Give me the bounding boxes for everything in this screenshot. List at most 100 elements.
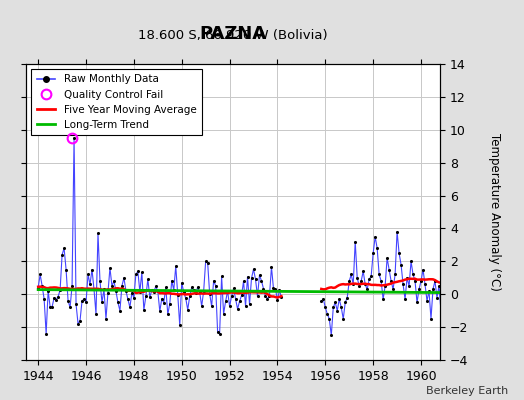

---

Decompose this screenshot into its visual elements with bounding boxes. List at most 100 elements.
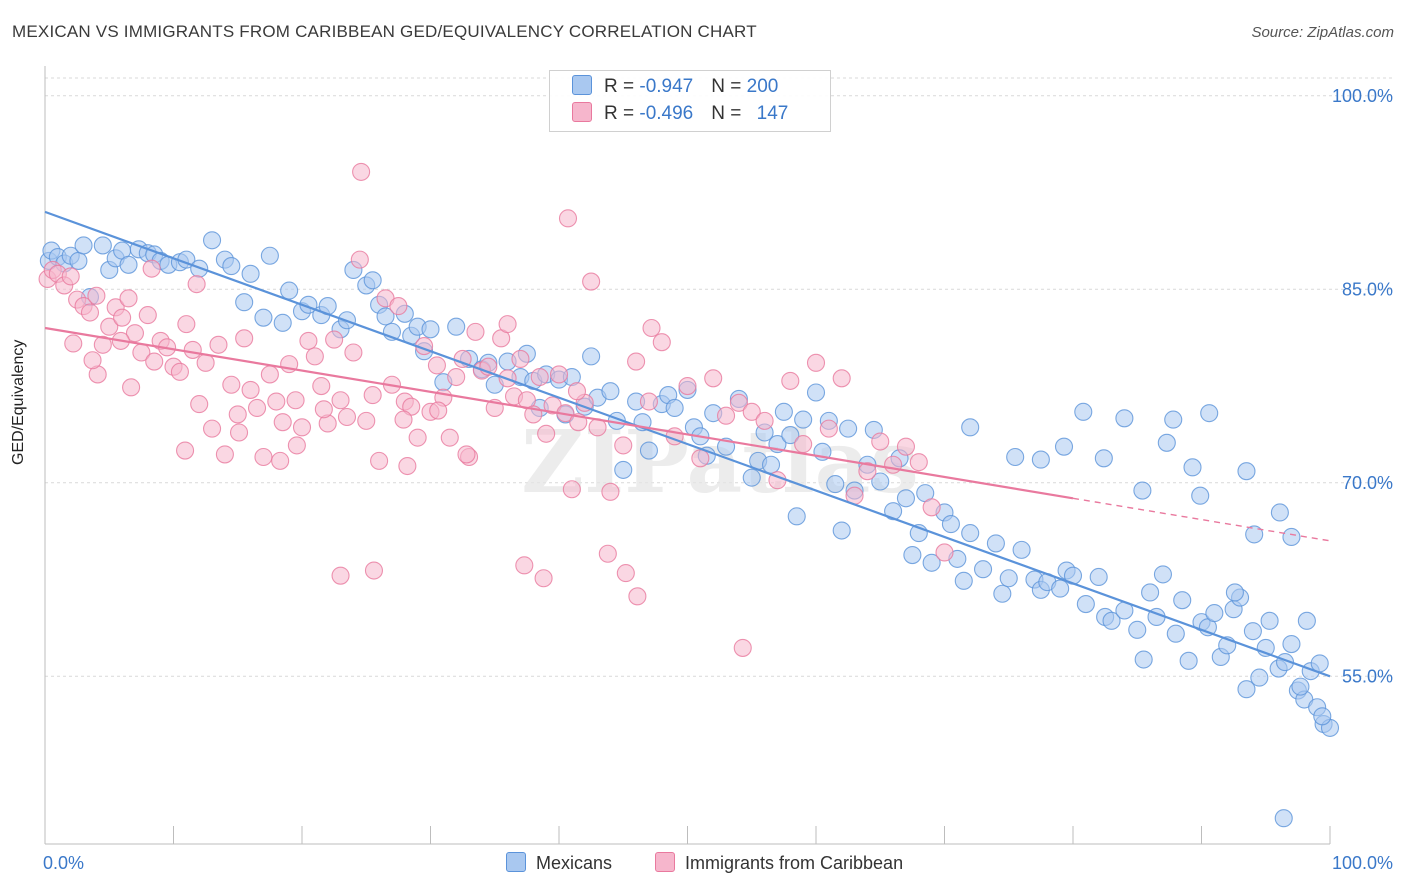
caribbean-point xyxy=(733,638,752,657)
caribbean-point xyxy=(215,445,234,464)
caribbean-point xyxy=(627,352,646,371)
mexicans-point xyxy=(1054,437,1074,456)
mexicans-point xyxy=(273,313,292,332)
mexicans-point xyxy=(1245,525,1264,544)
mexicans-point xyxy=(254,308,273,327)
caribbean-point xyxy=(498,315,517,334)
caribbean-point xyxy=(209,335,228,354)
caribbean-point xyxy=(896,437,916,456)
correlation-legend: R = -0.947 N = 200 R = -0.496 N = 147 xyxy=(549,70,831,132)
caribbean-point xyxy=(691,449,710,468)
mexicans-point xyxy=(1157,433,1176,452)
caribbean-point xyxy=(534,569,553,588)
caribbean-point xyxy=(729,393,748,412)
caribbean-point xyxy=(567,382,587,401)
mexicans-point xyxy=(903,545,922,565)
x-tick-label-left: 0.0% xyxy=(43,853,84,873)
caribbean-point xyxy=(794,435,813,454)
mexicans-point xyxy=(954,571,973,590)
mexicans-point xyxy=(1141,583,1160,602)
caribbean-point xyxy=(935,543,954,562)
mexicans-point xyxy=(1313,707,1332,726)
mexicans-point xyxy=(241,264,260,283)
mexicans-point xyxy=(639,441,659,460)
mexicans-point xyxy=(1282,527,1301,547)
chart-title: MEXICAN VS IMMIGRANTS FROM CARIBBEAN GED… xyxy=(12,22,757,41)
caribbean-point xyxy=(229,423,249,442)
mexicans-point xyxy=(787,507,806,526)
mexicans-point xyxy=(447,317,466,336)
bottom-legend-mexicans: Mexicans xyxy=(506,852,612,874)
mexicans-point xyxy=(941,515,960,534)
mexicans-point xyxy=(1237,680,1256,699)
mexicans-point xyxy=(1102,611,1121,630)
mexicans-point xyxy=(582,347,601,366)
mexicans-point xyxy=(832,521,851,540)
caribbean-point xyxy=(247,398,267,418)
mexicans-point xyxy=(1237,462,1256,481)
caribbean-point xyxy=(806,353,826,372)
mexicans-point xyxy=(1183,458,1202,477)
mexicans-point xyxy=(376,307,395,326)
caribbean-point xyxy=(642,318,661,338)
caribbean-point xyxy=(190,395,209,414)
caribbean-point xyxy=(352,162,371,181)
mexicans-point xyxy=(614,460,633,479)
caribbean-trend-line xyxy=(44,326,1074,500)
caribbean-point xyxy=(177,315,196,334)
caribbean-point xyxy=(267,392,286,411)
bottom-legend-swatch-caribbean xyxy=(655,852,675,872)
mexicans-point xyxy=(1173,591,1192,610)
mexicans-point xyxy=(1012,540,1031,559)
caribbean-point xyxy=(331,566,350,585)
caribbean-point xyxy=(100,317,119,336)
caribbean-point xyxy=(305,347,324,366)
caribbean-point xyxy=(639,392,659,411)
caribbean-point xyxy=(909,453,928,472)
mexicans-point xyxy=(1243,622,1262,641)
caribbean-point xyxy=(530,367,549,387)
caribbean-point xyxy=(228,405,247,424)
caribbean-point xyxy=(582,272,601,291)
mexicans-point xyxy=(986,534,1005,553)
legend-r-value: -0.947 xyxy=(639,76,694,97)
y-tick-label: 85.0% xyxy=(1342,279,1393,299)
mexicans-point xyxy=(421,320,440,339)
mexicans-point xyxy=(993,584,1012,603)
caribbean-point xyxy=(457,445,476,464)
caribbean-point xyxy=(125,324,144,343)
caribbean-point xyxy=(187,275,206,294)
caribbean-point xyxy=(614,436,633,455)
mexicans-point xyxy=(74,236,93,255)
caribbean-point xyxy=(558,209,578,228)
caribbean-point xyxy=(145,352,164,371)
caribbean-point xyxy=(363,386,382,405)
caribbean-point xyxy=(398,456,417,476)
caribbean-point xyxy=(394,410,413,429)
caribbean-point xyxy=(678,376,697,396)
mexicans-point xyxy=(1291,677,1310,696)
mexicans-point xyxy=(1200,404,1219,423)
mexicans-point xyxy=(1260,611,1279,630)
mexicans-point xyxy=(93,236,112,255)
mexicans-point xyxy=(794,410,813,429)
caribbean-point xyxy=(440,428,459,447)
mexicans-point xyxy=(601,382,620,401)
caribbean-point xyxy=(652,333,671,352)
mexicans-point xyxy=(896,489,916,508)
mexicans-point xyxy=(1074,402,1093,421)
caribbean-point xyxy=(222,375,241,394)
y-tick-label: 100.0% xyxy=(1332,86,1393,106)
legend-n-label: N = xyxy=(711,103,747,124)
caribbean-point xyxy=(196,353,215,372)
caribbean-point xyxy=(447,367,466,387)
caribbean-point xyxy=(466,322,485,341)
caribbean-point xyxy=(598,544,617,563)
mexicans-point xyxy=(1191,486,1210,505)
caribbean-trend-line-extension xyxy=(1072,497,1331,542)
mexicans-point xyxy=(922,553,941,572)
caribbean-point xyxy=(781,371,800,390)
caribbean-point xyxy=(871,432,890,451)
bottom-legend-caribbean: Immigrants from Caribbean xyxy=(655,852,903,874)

*Stated task:*
Convert the part of the items that begins with the line containing "Decompose this screenshot" and ends with the line containing "caribbean-point xyxy=(534,569,553,588)" into a Markdown table with the columns Number and Text, one row per line and blank lines skipped. Leave out any pictures.

*Exercise result:*
| Number | Text |
|---|---|
| 1 | Decompose this screenshot into its visual elements with bounding boxes. List at most 100 elements. |
| 2 | caribbean-point xyxy=(733,638,752,657) |
| 3 | caribbean-point xyxy=(215,445,234,464) |
| 4 | caribbean-point xyxy=(627,352,646,371) |
| 5 | mexicans-point xyxy=(1054,437,1074,456) |
| 6 | mexicans-point xyxy=(273,313,292,332) |
| 7 | mexicans-point xyxy=(1245,525,1264,544) |
| 8 | mexicans-point xyxy=(254,308,273,327) |
| 9 | caribbean-point xyxy=(498,315,517,334) |
| 10 | caribbean-point xyxy=(209,335,228,354) |
| 11 | caribbean-point xyxy=(896,437,916,456) |
| 12 | correlation-legend: R = -0.947 N = 200 R = -0.496 N = 147 xyxy=(549,70,831,132) |
| 13 | caribbean-point xyxy=(691,449,710,468) |
| 14 | mexicans-point xyxy=(1157,433,1176,452) |
| 15 | caribbean-point xyxy=(534,569,553,588) |